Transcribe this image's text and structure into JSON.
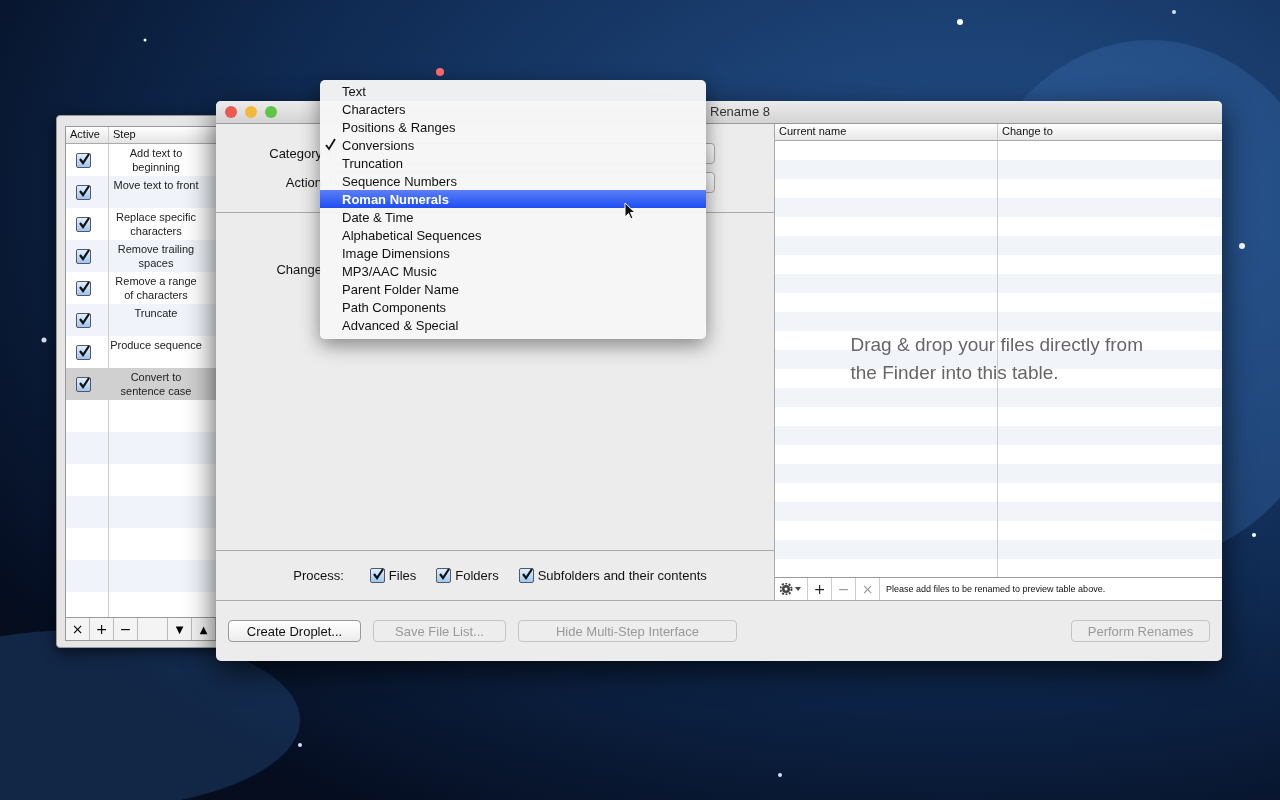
{
  "steps_panel": {
    "columns": [
      "Active",
      "Step"
    ],
    "steps": [
      {
        "label": "Add text to beginning",
        "checked": true,
        "selected": false
      },
      {
        "label": "Move text to front",
        "checked": true,
        "selected": false
      },
      {
        "label": "Replace specific characters",
        "checked": true,
        "selected": false
      },
      {
        "label": "Remove trailing spaces",
        "checked": true,
        "selected": false
      },
      {
        "label": "Remove a range of characters",
        "checked": true,
        "selected": false
      },
      {
        "label": "Truncate",
        "checked": true,
        "selected": false
      },
      {
        "label": "Produce sequence",
        "checked": true,
        "selected": false
      },
      {
        "label": "Convert to sentence case",
        "checked": true,
        "selected": true
      }
    ],
    "toolbar": [
      "×",
      "+",
      "−",
      "▼",
      "▲"
    ]
  },
  "window": {
    "title": "Rename 8",
    "fields": [
      {
        "label": "Category"
      },
      {
        "label": "Action"
      }
    ],
    "change_label": "Change",
    "process": {
      "label": "Process:",
      "options": [
        {
          "label": "Files",
          "checked": true
        },
        {
          "label": "Folders",
          "checked": true
        },
        {
          "label": "Subfolders and their contents",
          "checked": true
        }
      ]
    },
    "table": {
      "columns": [
        "Current name",
        "Change to"
      ],
      "hint": "Drag & drop your files directly from the Finder into this table."
    },
    "table_toolbar": {
      "buttons": [
        "+",
        "−",
        "×"
      ],
      "status": "Please add files to be renamed to preview table above."
    },
    "buttons": [
      {
        "label": "Create Droplet...",
        "disabled": false
      },
      {
        "label": "Save File List...",
        "disabled": true
      },
      {
        "label": "Hide Multi-Step Interface",
        "disabled": true
      },
      {
        "label": "Perform Renames",
        "disabled": true
      }
    ]
  },
  "category_menu": {
    "items": [
      {
        "label": "Text",
        "checked": false,
        "highlighted": false
      },
      {
        "label": "Characters",
        "checked": false,
        "highlighted": false
      },
      {
        "label": "Positions & Ranges",
        "checked": false,
        "highlighted": false
      },
      {
        "label": "Conversions",
        "checked": true,
        "highlighted": false
      },
      {
        "label": "Truncation",
        "checked": false,
        "highlighted": false
      },
      {
        "label": "Sequence Numbers",
        "checked": false,
        "highlighted": false
      },
      {
        "label": "Roman Numerals",
        "checked": false,
        "highlighted": true
      },
      {
        "label": "Date & Time",
        "checked": false,
        "highlighted": false
      },
      {
        "label": "Alphabetical Sequences",
        "checked": false,
        "highlighted": false
      },
      {
        "label": "Image Dimensions",
        "checked": false,
        "highlighted": false
      },
      {
        "label": "MP3/AAC Music",
        "checked": false,
        "highlighted": false
      },
      {
        "label": "Parent Folder Name",
        "checked": false,
        "highlighted": false
      },
      {
        "label": "Path Components",
        "checked": false,
        "highlighted": false
      },
      {
        "label": "Advanced & Special",
        "checked": false,
        "highlighted": false
      }
    ]
  }
}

WHAT IS EXPECTED ▸ An exact transcription of all the entries is required, without the pictures.

PROBLEM SOLUTION ▸
Transcribe this image's text and structure into JSON.
{
  "steps_panel": {
    "columns": [
      "Active",
      "Step"
    ],
    "steps": [
      {
        "label": "Add text to beginning",
        "checked": true,
        "selected": false
      },
      {
        "label": "Move text to front",
        "checked": true,
        "selected": false
      },
      {
        "label": "Replace specific characters",
        "checked": true,
        "selected": false
      },
      {
        "label": "Remove trailing spaces",
        "checked": true,
        "selected": false
      },
      {
        "label": "Remove a range of characters",
        "checked": true,
        "selected": false
      },
      {
        "label": "Truncate",
        "checked": true,
        "selected": false
      },
      {
        "label": "Produce sequence",
        "checked": true,
        "selected": false
      },
      {
        "label": "Convert to sentence case",
        "checked": true,
        "selected": true
      }
    ],
    "toolbar": [
      "×",
      "+",
      "−",
      "▼",
      "▲"
    ]
  },
  "window": {
    "title": "Rename 8",
    "fields": [
      {
        "label": "Category"
      },
      {
        "label": "Action"
      }
    ],
    "change_label": "Change",
    "process": {
      "label": "Process:",
      "options": [
        {
          "label": "Files",
          "checked": true
        },
        {
          "label": "Folders",
          "checked": true
        },
        {
          "label": "Subfolders and their contents",
          "checked": true
        }
      ]
    },
    "table": {
      "columns": [
        "Current name",
        "Change to"
      ],
      "hint": "Drag & drop your files directly from the Finder into this table."
    },
    "table_toolbar": {
      "buttons": [
        "+",
        "−",
        "×"
      ],
      "status": "Please add files to be renamed to preview table above."
    },
    "buttons": [
      {
        "label": "Create Droplet...",
        "disabled": false
      },
      {
        "label": "Save File List...",
        "disabled": true
      },
      {
        "label": "Hide Multi-Step Interface",
        "disabled": true
      },
      {
        "label": "Perform Renames",
        "disabled": true
      }
    ]
  },
  "category_menu": {
    "items": [
      {
        "label": "Text",
        "checked": false,
        "highlighted": false
      },
      {
        "label": "Characters",
        "checked": false,
        "highlighted": false
      },
      {
        "label": "Positions & Ranges",
        "checked": false,
        "highlighted": false
      },
      {
        "label": "Conversions",
        "checked": true,
        "highlighted": false
      },
      {
        "label": "Truncation",
        "checked": false,
        "highlighted": false
      },
      {
        "label": "Sequence Numbers",
        "checked": false,
        "highlighted": false
      },
      {
        "label": "Roman Numerals",
        "checked": false,
        "highlighted": true
      },
      {
        "label": "Date & Time",
        "checked": false,
        "highlighted": false
      },
      {
        "label": "Alphabetical Sequences",
        "checked": false,
        "highlighted": false
      },
      {
        "label": "Image Dimensions",
        "checked": false,
        "highlighted": false
      },
      {
        "label": "MP3/AAC Music",
        "checked": false,
        "highlighted": false
      },
      {
        "label": "Parent Folder Name",
        "checked": false,
        "highlighted": false
      },
      {
        "label": "Path Components",
        "checked": false,
        "highlighted": false
      },
      {
        "label": "Advanced & Special",
        "checked": false,
        "highlighted": false
      }
    ]
  }
}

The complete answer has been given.